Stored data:
[start]

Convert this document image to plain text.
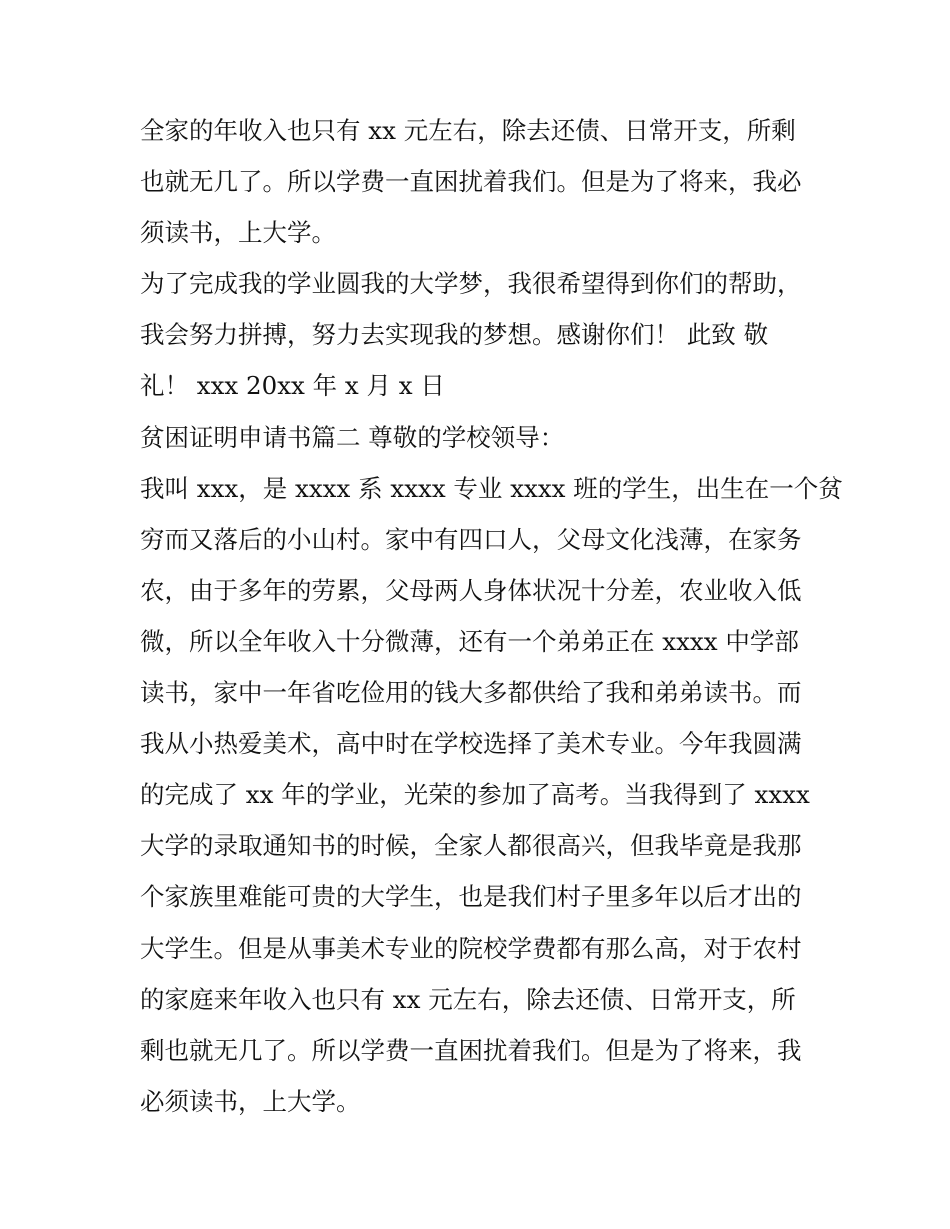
全家的年收入也只有 xx 元左右，除去还债、日常开支，所剩
也就无几了。所以学费一直困扰着我们。但是为了将来，我必
须读书，上大学。
为了完成我的学业圆我的大学梦，我很希望得到你们的帮助，
我会努力拼搏，努力去实现我的梦想。感谢你们！ 此致 敬
礼！ xxx 20xx 年 x 月 x 日
贫困证明申请书篇二 尊敬的学校领导：
我叫 xxx，是 xxxx 系 xxxx 专业 xxxx 班的学生，出生在一个贫
穷而又落后的小山村。家中有四口人，父母文化浅薄，在家务
农，由于多年的劳累，父母两人身体状况十分差，农业收入低
微，所以全年收入十分微薄，还有一个弟弟正在 xxxx 中学部
读书，家中一年省吃俭用的钱大多都供给了我和弟弟读书。而
我从小热爱美术，高中时在学校选择了美术专业。今年我圆满
的完成了 xx 年的学业，光荣的参加了高考。当我得到了 xxxx
大学的录取通知书的时候，全家人都很高兴，但我毕竟是我那
个家族里难能可贵的大学生，也是我们村子里多年以后才出的
大学生。但是从事美术专业的院校学费都有那么高，对于农村
的家庭来年收入也只有 xx 元左右，除去还债、日常开支，所
剩也就无几了。所以学费一直困扰着我们。但是为了将来，我
必须读书，上大学。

[end]

Exercise description: Repeat each line of the records above exactly, but do not copy the pictures.

Solution for this exercise:
Convert this document image to plain text.
全家的年收入也只有 xx 元左右，除去还债、日常开支，所剩
也就无几了。所以学费一直困扰着我们。但是为了将来，我必
须读书，上大学。
为了完成我的学业圆我的大学梦，我很希望得到你们的帮助，
我会努力拼搏，努力去实现我的梦想。感谢你们！ 此致 敬
礼！ xxx 20xx 年 x 月 x 日
贫困证明申请书篇二 尊敬的学校领导：
我叫 xxx，是 xxxx 系 xxxx 专业 xxxx 班的学生，出生在一个贫
穷而又落后的小山村。家中有四口人，父母文化浅薄，在家务
农，由于多年的劳累，父母两人身体状况十分差，农业收入低
微，所以全年收入十分微薄，还有一个弟弟正在 xxxx 中学部
读书，家中一年省吃俭用的钱大多都供给了我和弟弟读书。而
我从小热爱美术，高中时在学校选择了美术专业。今年我圆满
的完成了 xx 年的学业，光荣的参加了高考。当我得到了 xxxx
大学的录取通知书的时候，全家人都很高兴，但我毕竟是我那
个家族里难能可贵的大学生，也是我们村子里多年以后才出的
大学生。但是从事美术专业的院校学费都有那么高，对于农村
的家庭来年收入也只有 xx 元左右，除去还债、日常开支，所
剩也就无几了。所以学费一直困扰着我们。但是为了将来，我
必须读书，上大学。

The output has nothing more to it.